● **RECORD EXCERPTS**

<<<<

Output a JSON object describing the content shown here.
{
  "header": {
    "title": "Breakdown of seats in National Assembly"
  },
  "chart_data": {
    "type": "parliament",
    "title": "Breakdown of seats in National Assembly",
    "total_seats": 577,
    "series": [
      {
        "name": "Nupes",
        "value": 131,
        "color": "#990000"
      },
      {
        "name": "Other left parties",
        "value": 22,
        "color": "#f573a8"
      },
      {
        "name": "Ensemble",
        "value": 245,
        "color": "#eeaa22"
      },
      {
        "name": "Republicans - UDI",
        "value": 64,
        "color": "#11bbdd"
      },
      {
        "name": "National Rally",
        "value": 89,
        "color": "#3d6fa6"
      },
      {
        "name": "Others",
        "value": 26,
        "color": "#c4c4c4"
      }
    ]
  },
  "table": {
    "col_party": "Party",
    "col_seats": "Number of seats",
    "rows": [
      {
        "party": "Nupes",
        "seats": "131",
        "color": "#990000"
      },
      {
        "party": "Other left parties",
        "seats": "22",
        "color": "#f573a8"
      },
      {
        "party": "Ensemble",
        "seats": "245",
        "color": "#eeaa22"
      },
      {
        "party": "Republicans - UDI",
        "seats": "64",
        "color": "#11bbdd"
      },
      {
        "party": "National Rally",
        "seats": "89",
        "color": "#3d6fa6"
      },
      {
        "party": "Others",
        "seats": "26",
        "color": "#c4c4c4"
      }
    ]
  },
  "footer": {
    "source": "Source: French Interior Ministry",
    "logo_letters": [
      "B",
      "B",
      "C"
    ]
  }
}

>>>>

● **INSTRUCTIONS FOR THE TASK**
Repeat the material above in full, keeping every word.

● **RESPONSE TO THE TASK**
Output a JSON object describing the content shown here.
{
  "header": {
    "title": "Breakdown of seats in National Assembly"
  },
  "chart_data": {
    "type": "parliament",
    "title": "Breakdown of seats in National Assembly",
    "total_seats": 577,
    "series": [
      {
        "name": "Nupes",
        "value": 131,
        "color": "#990000"
      },
      {
        "name": "Other left parties",
        "value": 22,
        "color": "#f573a8"
      },
      {
        "name": "Ensemble",
        "value": 245,
        "color": "#eeaa22"
      },
      {
        "name": "Republicans - UDI",
        "value": 64,
        "color": "#11bbdd"
      },
      {
        "name": "National Rally",
        "value": 89,
        "color": "#3d6fa6"
      },
      {
        "name": "Others",
        "value": 26,
        "color": "#c4c4c4"
      }
    ]
  },
  "table": {
    "col_party": "Party",
    "col_seats": "Number of seats",
    "rows": [
      {
        "party": "Nupes",
        "seats": "131",
        "color": "#990000"
      },
      {
        "party": "Other left parties",
        "seats": "22",
        "color": "#f573a8"
      },
      {
        "party": "Ensemble",
        "seats": "245",
        "color": "#eeaa22"
      },
      {
        "party": "Republicans - UDI",
        "seats": "64",
        "color": "#11bbdd"
      },
      {
        "party": "National Rally",
        "seats": "89",
        "color": "#3d6fa6"
      },
      {
        "party": "Others",
        "seats": "26",
        "color": "#c4c4c4"
      }
    ]
  },
  "footer": {
    "source": "Source: French Interior Ministry",
    "logo_letters": [
      "B",
      "B",
      "C"
    ]
  }
}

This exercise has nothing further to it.